EXTRACT -
+ + +
CARACAS, Venezuela -- In his prime, the coffee hued Venezuelan racehorse known as Ocean Bay thundered down tracks and snatched up the nation’s most prestigious titles.
His end this week has outraged many: The stallion was stolen and butchered in what horse owners say it becoming an increasingly common crime in a nation where many are going hungry amidst a severe economic contraction.
“What a disgrace,” Ramón García, his longtime trainer, lamented on Twitter. “This isn’t the Venezuela that I grew up in.”
In recent years, farmers, veterinarians and others have reported dozens of similar crimes, but the slaughter of Ocean Bay struck a nerve because the horse was so well known.
One illustrator shared portraits of the horse online, while others decried President Nicolás Maduro’s government as being responsible for letting the nation slip into an economic crisis so deep horses are killed for food.
“This is painful for all of us,” Susana Raffalli, a nutrition expert who consults for relief agency Caritas Venezuela, wrote on social media.
Ocean Bay jumped into the spotlight by winning two of Venezuela's three Triple Crown races in 2016. He sustained an injury but returned the next year to win five more races.
The stallion had an elegant white streak of hair shaped like a diamond that ran down his face.
On Monday, an employee at the Haras farm in Tocorón, an area about 82 miles (130 kilometers) southwest of Caracas, noticed Ocean Bay was missing. The disappearance immediately sparked alarm; just three months before, seven other purebred horses – including Ocean Bay’s mother – had been stolen and slaughtered.
+ + +
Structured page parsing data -

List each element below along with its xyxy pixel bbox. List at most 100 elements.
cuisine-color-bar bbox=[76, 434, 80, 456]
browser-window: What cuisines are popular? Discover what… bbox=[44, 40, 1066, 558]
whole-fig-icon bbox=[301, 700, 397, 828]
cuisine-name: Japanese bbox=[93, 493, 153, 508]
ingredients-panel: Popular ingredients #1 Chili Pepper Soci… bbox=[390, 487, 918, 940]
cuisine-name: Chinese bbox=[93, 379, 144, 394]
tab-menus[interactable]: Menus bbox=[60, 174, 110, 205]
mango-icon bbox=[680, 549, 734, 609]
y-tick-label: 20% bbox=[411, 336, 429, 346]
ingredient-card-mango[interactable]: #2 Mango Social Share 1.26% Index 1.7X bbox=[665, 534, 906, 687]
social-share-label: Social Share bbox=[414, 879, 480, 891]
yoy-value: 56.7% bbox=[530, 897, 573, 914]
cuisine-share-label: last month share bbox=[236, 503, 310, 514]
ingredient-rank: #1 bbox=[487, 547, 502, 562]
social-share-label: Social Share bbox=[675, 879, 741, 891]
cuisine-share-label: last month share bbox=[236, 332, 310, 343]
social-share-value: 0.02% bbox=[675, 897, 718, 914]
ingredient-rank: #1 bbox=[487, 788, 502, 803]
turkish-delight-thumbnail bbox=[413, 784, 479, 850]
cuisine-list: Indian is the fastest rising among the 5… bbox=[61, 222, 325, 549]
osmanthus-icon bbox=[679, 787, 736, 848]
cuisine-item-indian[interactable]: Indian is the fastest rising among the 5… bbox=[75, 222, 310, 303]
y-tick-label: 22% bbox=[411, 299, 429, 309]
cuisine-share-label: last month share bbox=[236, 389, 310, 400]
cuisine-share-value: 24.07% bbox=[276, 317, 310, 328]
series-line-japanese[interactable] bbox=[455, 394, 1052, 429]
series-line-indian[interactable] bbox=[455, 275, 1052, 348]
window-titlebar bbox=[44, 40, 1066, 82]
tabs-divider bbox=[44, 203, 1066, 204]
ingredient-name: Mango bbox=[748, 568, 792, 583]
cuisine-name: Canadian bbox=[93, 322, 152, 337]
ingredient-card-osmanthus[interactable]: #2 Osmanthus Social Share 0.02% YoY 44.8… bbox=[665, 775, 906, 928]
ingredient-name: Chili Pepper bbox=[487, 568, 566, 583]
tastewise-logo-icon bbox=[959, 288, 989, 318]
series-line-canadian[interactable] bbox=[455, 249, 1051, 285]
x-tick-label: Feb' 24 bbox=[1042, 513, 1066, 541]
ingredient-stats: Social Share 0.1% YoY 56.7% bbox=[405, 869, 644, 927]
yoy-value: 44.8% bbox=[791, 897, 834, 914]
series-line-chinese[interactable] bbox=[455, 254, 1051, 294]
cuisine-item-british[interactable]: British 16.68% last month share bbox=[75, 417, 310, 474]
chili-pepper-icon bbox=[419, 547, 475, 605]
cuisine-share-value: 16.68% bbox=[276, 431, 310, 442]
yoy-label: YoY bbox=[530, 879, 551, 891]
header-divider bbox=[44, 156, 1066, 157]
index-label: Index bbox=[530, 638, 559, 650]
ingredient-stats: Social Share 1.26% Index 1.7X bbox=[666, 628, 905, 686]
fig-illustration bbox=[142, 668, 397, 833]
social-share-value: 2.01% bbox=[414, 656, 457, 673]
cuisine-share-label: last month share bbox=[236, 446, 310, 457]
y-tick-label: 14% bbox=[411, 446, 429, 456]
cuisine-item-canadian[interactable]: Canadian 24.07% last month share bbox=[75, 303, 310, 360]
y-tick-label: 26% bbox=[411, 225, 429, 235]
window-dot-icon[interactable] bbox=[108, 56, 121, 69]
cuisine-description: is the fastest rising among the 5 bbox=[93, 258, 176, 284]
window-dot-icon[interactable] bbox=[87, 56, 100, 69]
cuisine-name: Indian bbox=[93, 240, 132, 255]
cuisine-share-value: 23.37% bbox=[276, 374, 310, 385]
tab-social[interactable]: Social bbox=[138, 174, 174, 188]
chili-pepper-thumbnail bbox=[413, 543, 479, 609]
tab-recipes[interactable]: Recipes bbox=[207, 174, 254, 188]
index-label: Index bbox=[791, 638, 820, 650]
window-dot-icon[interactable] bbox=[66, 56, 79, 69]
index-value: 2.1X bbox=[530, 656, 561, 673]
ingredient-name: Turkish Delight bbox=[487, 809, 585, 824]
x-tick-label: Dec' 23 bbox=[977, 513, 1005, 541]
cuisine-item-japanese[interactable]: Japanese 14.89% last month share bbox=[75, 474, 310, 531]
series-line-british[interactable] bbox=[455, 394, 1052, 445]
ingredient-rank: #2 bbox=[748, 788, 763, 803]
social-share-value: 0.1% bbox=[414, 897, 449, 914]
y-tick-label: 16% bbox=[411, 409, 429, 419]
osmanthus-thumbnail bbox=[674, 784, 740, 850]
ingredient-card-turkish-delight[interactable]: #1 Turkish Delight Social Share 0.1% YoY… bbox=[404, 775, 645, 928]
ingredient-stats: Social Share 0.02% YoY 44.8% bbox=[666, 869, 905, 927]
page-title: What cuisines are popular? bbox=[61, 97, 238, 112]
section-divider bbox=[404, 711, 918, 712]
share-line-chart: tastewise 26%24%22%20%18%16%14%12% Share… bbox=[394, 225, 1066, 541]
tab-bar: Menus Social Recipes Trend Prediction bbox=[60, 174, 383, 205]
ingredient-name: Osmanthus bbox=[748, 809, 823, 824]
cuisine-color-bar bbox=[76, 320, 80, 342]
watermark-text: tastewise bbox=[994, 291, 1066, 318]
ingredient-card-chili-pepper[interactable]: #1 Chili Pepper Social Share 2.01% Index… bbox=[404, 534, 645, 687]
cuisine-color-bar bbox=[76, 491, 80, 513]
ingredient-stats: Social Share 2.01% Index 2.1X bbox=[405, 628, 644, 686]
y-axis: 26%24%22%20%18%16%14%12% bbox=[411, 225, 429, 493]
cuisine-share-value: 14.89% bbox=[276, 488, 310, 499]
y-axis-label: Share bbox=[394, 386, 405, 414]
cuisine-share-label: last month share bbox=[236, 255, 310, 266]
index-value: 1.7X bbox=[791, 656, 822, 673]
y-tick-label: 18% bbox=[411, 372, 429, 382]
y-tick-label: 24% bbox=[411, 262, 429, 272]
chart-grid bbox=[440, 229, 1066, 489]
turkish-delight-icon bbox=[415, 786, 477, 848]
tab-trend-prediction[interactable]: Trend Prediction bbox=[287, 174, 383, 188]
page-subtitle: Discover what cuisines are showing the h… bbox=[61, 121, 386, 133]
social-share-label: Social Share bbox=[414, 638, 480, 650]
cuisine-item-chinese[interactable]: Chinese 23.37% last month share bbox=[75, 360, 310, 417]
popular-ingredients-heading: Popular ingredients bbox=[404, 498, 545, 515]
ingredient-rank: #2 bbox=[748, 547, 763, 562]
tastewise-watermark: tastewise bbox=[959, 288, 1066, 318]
+ + +
DIRECTIONS FOR THIS TASK -
Continue the news story about the stolen racehorse Ocean Bay from the point where it stops. These rows have no connection to the text about the racehorse.

RESPONSE BELOW -
Hours later, part of Ocean Bay’s skeleton was found near the town’s jail. Police and Venezuela’s chief prosecutor’s office are investigating the crime. Thus far no one has been detained.
Venezuela is in the throes of an economic contraction worse than the U.S. Great Depression and it's now being further testing by the global pandemic. A U.N. World Food Program study last year found one in three Venezuelans is going hungry.
Vandals who slaughter horses typically sell the meat or use it themselves for food. The meat is not commonly consumed in Venezuela; some suspect it is sold to unknowing buyers who believe they are purchasing beef.
García said he has not been able to bring himself to look at images of the slaughtered horse that have surfaced on social media.
“He had a lot of heart,” he said. “He always wanted to be ahead of the others.”